**OBJECTIVE:** Copy out the items word for word, starting at the line that contains "svg-text:M1CR31E: M1CR31E xyxy=(366,1051,410,1062)" and continuing through the line that contains "svg-text:H3: H3 xyxy=(436,679,448,690)", with both of those lines included.

Layout annotation data
———
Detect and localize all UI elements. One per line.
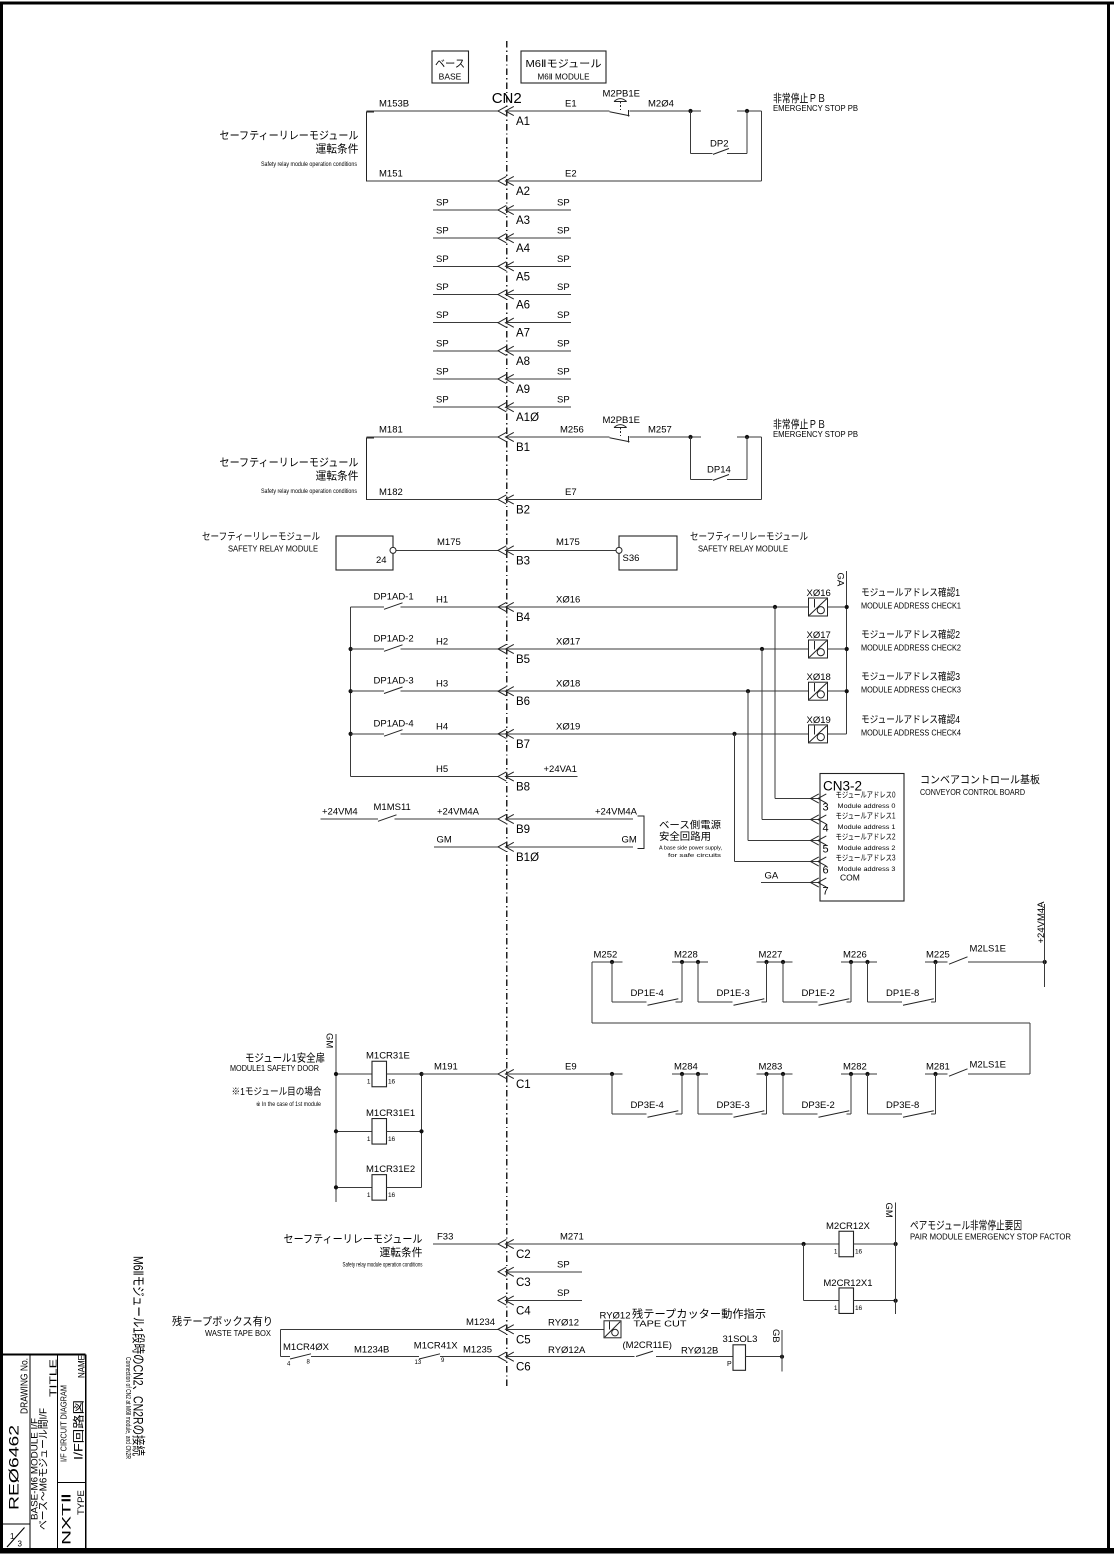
svg-text:M1CR31E: M1CR31E xyxy=(366,1051,410,1062)
svg-text:M2PB1E: M2PB1E xyxy=(603,89,641,100)
svg-text:B2: B2 xyxy=(516,505,530,517)
svg-text:M282: M282 xyxy=(843,1062,867,1073)
svg-text:SP: SP xyxy=(557,1288,570,1299)
svg-text:SP: SP xyxy=(436,395,449,406)
svg-text:Connection of CN2 at M6Ⅱ modul: Connection of CN2 at M6Ⅱ module, and CN2… xyxy=(124,1357,131,1459)
svg-text:H3: H3 xyxy=(436,679,448,690)
svg-text:13: 13 xyxy=(415,1360,422,1366)
svg-text:SP: SP xyxy=(436,367,449,378)
svg-text:XØ18: XØ18 xyxy=(807,672,831,683)
svg-text:GA: GA xyxy=(835,573,846,587)
svg-text:DP1AD-2: DP1AD-2 xyxy=(374,634,414,645)
svg-text:SP: SP xyxy=(557,395,570,406)
svg-text:P: P xyxy=(727,1361,732,1368)
svg-text:for safe circuits: for safe circuits xyxy=(668,853,721,859)
svg-text:M1CR31E2: M1CR31E2 xyxy=(366,1164,415,1175)
svg-text:A4: A4 xyxy=(516,243,531,255)
svg-text:TYPE: TYPE xyxy=(76,1490,87,1515)
svg-text:M271: M271 xyxy=(560,1232,584,1243)
svg-text:MODULE ADDRESS CHECK4: MODULE ADDRESS CHECK4 xyxy=(861,728,962,737)
svg-text:Module address 0: Module address 0 xyxy=(838,804,897,810)
svg-text:XØ19: XØ19 xyxy=(556,721,580,732)
svg-text:F33: F33 xyxy=(437,1232,453,1243)
svg-text:E1: E1 xyxy=(565,99,577,110)
svg-text:PAIR MODULE EMERGENCY STOP FAC: PAIR MODULE EMERGENCY STOP FACTOR xyxy=(910,1233,1071,1242)
svg-text:M6Ⅱ MODULE: M6Ⅱ MODULE xyxy=(538,72,590,82)
svg-text:16: 16 xyxy=(855,1249,863,1256)
svg-text:NXTⅡ: NXTⅡ xyxy=(60,1493,74,1545)
svg-text:運転条件: 運転条件 xyxy=(316,469,359,483)
svg-text:COM: COM xyxy=(840,873,860,883)
svg-text:GM: GM xyxy=(437,834,452,845)
svg-text:1: 1 xyxy=(367,1079,371,1086)
svg-text:M2CR12X1: M2CR12X1 xyxy=(823,1278,872,1289)
svg-text:M226: M226 xyxy=(843,950,867,961)
svg-text:1: 1 xyxy=(10,1532,15,1541)
svg-text:セーフティーリレーモジュール: セーフティーリレーモジュール xyxy=(220,129,359,142)
svg-text:1: 1 xyxy=(367,1192,371,1199)
svg-text:GM: GM xyxy=(324,1033,335,1048)
svg-text:I/F回路図: I/F回路図 xyxy=(72,1400,86,1460)
svg-text:H5: H5 xyxy=(436,764,448,775)
svg-text:24: 24 xyxy=(376,555,387,566)
svg-text:B1: B1 xyxy=(516,442,530,454)
svg-text:SP: SP xyxy=(436,226,449,237)
svg-text:DP3E-4: DP3E-4 xyxy=(631,1100,664,1111)
svg-text:C1: C1 xyxy=(516,1079,531,1091)
svg-text:GA: GA xyxy=(765,871,779,882)
svg-text:BASE-M6 MODULE I/F: BASE-M6 MODULE I/F xyxy=(30,1417,40,1520)
svg-text:16: 16 xyxy=(388,1136,396,1143)
svg-text:M182: M182 xyxy=(379,487,403,498)
svg-text:SP: SP xyxy=(557,254,570,265)
svg-text:M2LS1E: M2LS1E xyxy=(970,1059,1006,1070)
svg-text:SP: SP xyxy=(557,310,570,321)
svg-text:NAME: NAME xyxy=(77,1355,88,1378)
svg-text:RYØ12: RYØ12 xyxy=(600,1311,631,1322)
svg-text:M256: M256 xyxy=(560,425,584,436)
svg-text:C2: C2 xyxy=(516,1249,531,1261)
svg-text:Safety relay module operation: Safety relay module operation conditions xyxy=(343,1263,423,1269)
svg-text:ベース: ベース xyxy=(435,58,465,70)
svg-text:M1MS11: M1MS11 xyxy=(374,802,411,813)
svg-text:ベース側電源: ベース側電源 xyxy=(659,819,721,832)
svg-text:運転条件: 運転条件 xyxy=(380,1245,423,1259)
svg-text:E2: E2 xyxy=(565,169,577,180)
svg-text:XØ16: XØ16 xyxy=(807,588,831,599)
svg-text:※ In the case of 1st module: ※ In the case of 1st module xyxy=(256,1101,322,1108)
svg-text:4: 4 xyxy=(823,823,829,835)
svg-text:DP3E-3: DP3E-3 xyxy=(717,1100,750,1111)
svg-text:A2: A2 xyxy=(516,186,530,198)
svg-text:A3: A3 xyxy=(516,215,530,227)
svg-text:A5: A5 xyxy=(516,271,530,283)
svg-text:M175: M175 xyxy=(556,537,580,548)
svg-text:SP: SP xyxy=(557,282,570,293)
svg-text:非常停止ＰＢ: 非常停止ＰＢ xyxy=(773,417,826,431)
svg-text:+24VM4: +24VM4 xyxy=(322,807,358,818)
svg-text:DP14: DP14 xyxy=(707,465,731,476)
svg-text:SP: SP xyxy=(557,367,570,378)
svg-text:モジュールアドレス確認2: モジュールアドレス確認2 xyxy=(861,628,960,641)
svg-text:6: 6 xyxy=(823,865,829,877)
svg-text:3: 3 xyxy=(18,1540,23,1549)
svg-text:M1234B: M1234B xyxy=(354,1344,389,1355)
svg-text:TAPE CUT: TAPE CUT xyxy=(634,1320,687,1329)
svg-text:H4: H4 xyxy=(436,721,448,732)
svg-text:SP: SP xyxy=(557,1259,570,1270)
svg-text:M1CR4ØX: M1CR4ØX xyxy=(283,1342,330,1353)
svg-text:RYØ12B: RYØ12B xyxy=(681,1346,718,1357)
svg-text:モジュールアドレス2: モジュールアドレス2 xyxy=(836,833,896,842)
svg-text:DP1E-4: DP1E-4 xyxy=(631,988,664,999)
svg-text:B5: B5 xyxy=(516,654,530,666)
svg-text:+24VM4A: +24VM4A xyxy=(437,807,480,818)
svg-text:M1CR31E1: M1CR31E1 xyxy=(366,1108,415,1119)
svg-text:16: 16 xyxy=(388,1079,396,1086)
svg-text:XØ17: XØ17 xyxy=(807,630,831,641)
svg-text:1: 1 xyxy=(834,1305,838,1312)
svg-text:SP: SP xyxy=(557,226,570,237)
svg-text:A8: A8 xyxy=(516,356,530,368)
svg-text:+24VA1: +24VA1 xyxy=(544,764,577,775)
svg-text:XØ17: XØ17 xyxy=(556,637,580,648)
svg-text:セーフティーリレーモジュール: セーフティーリレーモジュール xyxy=(220,456,359,469)
svg-text:C5: C5 xyxy=(516,1334,531,1346)
svg-text:セーフティーリレーモジュール: セーフティーリレーモジュール xyxy=(202,531,320,543)
svg-text:M153B: M153B xyxy=(379,99,409,110)
svg-text:A6: A6 xyxy=(516,300,530,312)
svg-text:SP: SP xyxy=(436,282,449,293)
svg-text:C3: C3 xyxy=(516,1277,531,1289)
svg-text:DP1AD-1: DP1AD-1 xyxy=(374,592,414,603)
svg-text:RYØ12A: RYØ12A xyxy=(548,1345,586,1356)
svg-text:31SOL3: 31SOL3 xyxy=(723,1334,758,1345)
svg-text:MODULE ADDRESS CHECK3: MODULE ADDRESS CHECK3 xyxy=(861,686,962,695)
svg-text:M1235: M1235 xyxy=(463,1344,492,1355)
svg-text:M257: M257 xyxy=(648,425,672,436)
svg-text:M227: M227 xyxy=(759,950,783,961)
svg-text:運転条件: 運転条件 xyxy=(316,142,359,156)
svg-text:B9: B9 xyxy=(516,824,530,836)
svg-text:A1: A1 xyxy=(516,116,530,128)
svg-text:B6: B6 xyxy=(516,696,530,708)
svg-text:セーフティーリレーモジュール: セーフティーリレーモジュール xyxy=(690,531,808,543)
svg-text:M1CR41X: M1CR41X xyxy=(414,1341,458,1352)
svg-text:1: 1 xyxy=(367,1136,371,1143)
svg-text:A base side power supply,: A base side power supply, xyxy=(659,846,722,852)
svg-text:SP: SP xyxy=(557,338,570,349)
svg-text:DP1E-3: DP1E-3 xyxy=(717,988,750,999)
svg-text:モジュールアドレス確認1: モジュールアドレス確認1 xyxy=(861,586,960,599)
svg-text:A9: A9 xyxy=(516,384,530,396)
svg-text:RYØ12: RYØ12 xyxy=(548,1318,579,1329)
svg-text:モジュールアドレス0: モジュールアドレス0 xyxy=(836,791,896,800)
svg-text:M1234: M1234 xyxy=(466,1317,495,1328)
svg-text:DP1AD-4: DP1AD-4 xyxy=(374,718,414,729)
svg-text:XØ18: XØ18 xyxy=(556,679,580,690)
svg-text:残テープカッター動作指示: 残テープカッター動作指示 xyxy=(632,1307,766,1321)
svg-text:DP3E-2: DP3E-2 xyxy=(802,1100,835,1111)
svg-text:M283: M283 xyxy=(759,1062,783,1073)
svg-text:DRAWING No.: DRAWING No. xyxy=(20,1358,31,1414)
svg-text:安全回路用: 安全回路用 xyxy=(659,830,711,843)
svg-text:M252: M252 xyxy=(594,950,618,961)
svg-text:M181: M181 xyxy=(379,425,403,436)
svg-text:※1モジュール目の場合: ※1モジュール目の場合 xyxy=(232,1085,322,1098)
svg-text:コンベアコントロール基板: コンベアコントロール基板 xyxy=(920,773,1040,786)
svg-text:M2PB1E: M2PB1E xyxy=(603,415,641,426)
svg-text:GM: GM xyxy=(622,834,637,845)
svg-text:C6: C6 xyxy=(516,1362,531,1374)
svg-text:XØ19: XØ19 xyxy=(807,715,831,726)
svg-text:非常停止ＰＢ: 非常停止ＰＢ xyxy=(773,91,826,105)
svg-text:MODULE ADDRESS CHECK2: MODULE ADDRESS CHECK2 xyxy=(861,644,962,653)
svg-text:M2LS1E: M2LS1E xyxy=(970,944,1006,955)
svg-text:M2CR12X: M2CR12X xyxy=(826,1221,870,1232)
svg-text:SAFETY RELAY MODULE: SAFETY RELAY MODULE xyxy=(698,545,788,554)
svg-text:MODULE1 SAFETY DOOR: MODULE1 SAFETY DOOR xyxy=(230,1064,319,1073)
svg-text:セーフティーリレーモジュール: セーフティーリレーモジュール xyxy=(284,1233,423,1246)
svg-text:DP2: DP2 xyxy=(710,139,728,150)
svg-text:(M2CR11E): (M2CR11E) xyxy=(623,1340,672,1351)
svg-text:モジュール1安全扉: モジュール1安全扉 xyxy=(245,1051,325,1065)
svg-text:3: 3 xyxy=(823,802,829,814)
svg-text:モジュールアドレス確認3: モジュールアドレス確認3 xyxy=(861,670,960,683)
svg-text:モジュールアドレス3: モジュールアドレス3 xyxy=(836,854,896,863)
svg-text:B7: B7 xyxy=(516,739,530,751)
svg-text:Safety relay module operation: Safety relay module operation conditions xyxy=(261,489,357,495)
svg-text:B8: B8 xyxy=(516,782,530,794)
svg-text:EMERGENCY STOP PB: EMERGENCY STOP PB xyxy=(773,104,858,113)
svg-text:BASE: BASE xyxy=(439,72,462,82)
svg-text:M6Ⅱモジュール: M6Ⅱモジュール xyxy=(526,58,602,70)
svg-text:E7: E7 xyxy=(565,487,577,498)
svg-text:SAFETY RELAY MODULE: SAFETY RELAY MODULE xyxy=(228,545,318,554)
svg-text:B1Ø: B1Ø xyxy=(516,852,539,864)
svg-text:A1Ø: A1Ø xyxy=(516,412,539,424)
svg-text:SP: SP xyxy=(436,338,449,349)
svg-text:7: 7 xyxy=(823,886,829,898)
svg-text:B4: B4 xyxy=(516,612,531,624)
svg-text:モジュールアドレス確認4: モジュールアドレス確認4 xyxy=(861,713,960,726)
svg-text:DP3E-8: DP3E-8 xyxy=(886,1100,919,1111)
svg-text:CONVEYOR CONTROL BOARD: CONVEYOR CONTROL BOARD xyxy=(920,788,1025,797)
svg-text:+24VM4A: +24VM4A xyxy=(1036,901,1047,944)
svg-text:M228: M228 xyxy=(674,950,698,961)
svg-text:DP1AD-3: DP1AD-3 xyxy=(374,676,414,687)
svg-text:XØ16: XØ16 xyxy=(556,595,580,606)
svg-text:H2: H2 xyxy=(436,637,448,648)
svg-text:M151: M151 xyxy=(379,169,403,180)
svg-text:SP: SP xyxy=(436,254,449,265)
svg-text:M6Ⅱモジュール1段時のCN2、CN2Rの接続: M6Ⅱモジュール1段時のCN2、CN2Rの接続 xyxy=(131,1256,147,1456)
svg-text:残テープボックス有り: 残テープボックス有り xyxy=(172,1314,273,1328)
svg-text:1: 1 xyxy=(834,1249,838,1256)
svg-text:モジュールアドレス1: モジュールアドレス1 xyxy=(836,812,896,821)
svg-text:M284: M284 xyxy=(674,1062,698,1073)
svg-text:5: 5 xyxy=(823,844,829,856)
svg-text:WASTE TAPE BOX: WASTE TAPE BOX xyxy=(205,1329,272,1338)
svg-text:16: 16 xyxy=(388,1192,396,1199)
svg-text:H1: H1 xyxy=(436,595,448,606)
svg-text:A7: A7 xyxy=(516,328,530,340)
svg-text:Module address 2: Module address 2 xyxy=(838,846,897,852)
svg-text:REØ6462: REØ6462 xyxy=(6,1425,22,1510)
svg-text:C4: C4 xyxy=(516,1306,531,1318)
svg-text:I/F CIRCUIT DIAGRAM: I/F CIRCUIT DIAGRAM xyxy=(59,1385,69,1462)
svg-text:M2Ø4: M2Ø4 xyxy=(648,99,674,110)
svg-text:ペアモジュール非常停止要因: ペアモジュール非常停止要因 xyxy=(910,1218,1022,1232)
svg-text:M175: M175 xyxy=(437,537,461,548)
svg-text:DP1E-8: DP1E-8 xyxy=(886,988,919,999)
svg-text:M225: M225 xyxy=(926,950,950,961)
svg-text:CN2: CN2 xyxy=(492,90,522,107)
svg-text:S36: S36 xyxy=(623,553,640,564)
svg-text:MODULE ADDRESS CHECK1: MODULE ADDRESS CHECK1 xyxy=(861,602,962,611)
svg-text:16: 16 xyxy=(855,1305,863,1312)
svg-text:+24VM4A: +24VM4A xyxy=(595,807,638,818)
svg-text:Safety relay module operation: Safety relay module operation conditions xyxy=(261,162,357,168)
svg-text:DP1E-2: DP1E-2 xyxy=(802,988,835,999)
svg-text:GB: GB xyxy=(770,1329,781,1343)
svg-text:EMERGENCY STOP PB: EMERGENCY STOP PB xyxy=(773,430,858,439)
svg-text:Module address 1: Module address 1 xyxy=(838,825,897,831)
svg-text:GM: GM xyxy=(883,1203,894,1218)
svg-text:SP: SP xyxy=(436,198,449,209)
svg-text:SP: SP xyxy=(557,198,570,209)
svg-text:B3: B3 xyxy=(516,555,530,567)
svg-text:M281: M281 xyxy=(926,1062,950,1073)
svg-text:M191: M191 xyxy=(434,1062,458,1073)
svg-text:SP: SP xyxy=(436,310,449,321)
svg-text:E9: E9 xyxy=(565,1062,577,1073)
———
**REPLY TO THE TASK:**
svg-text:M1CR31E: M1CR31E xyxy=(366,1051,410,1062)
svg-text:M2PB1E: M2PB1E xyxy=(603,89,641,100)
svg-text:B2: B2 xyxy=(516,505,530,517)
svg-text:M282: M282 xyxy=(843,1062,867,1073)
svg-text:SP: SP xyxy=(557,1288,570,1299)
svg-text:SP: SP xyxy=(436,395,449,406)
svg-text:Connection of CN2 at M6Ⅱ modul: Connection of CN2 at M6Ⅱ module, and CN2… xyxy=(124,1357,131,1459)
svg-text:H3: H3 xyxy=(436,679,448,690)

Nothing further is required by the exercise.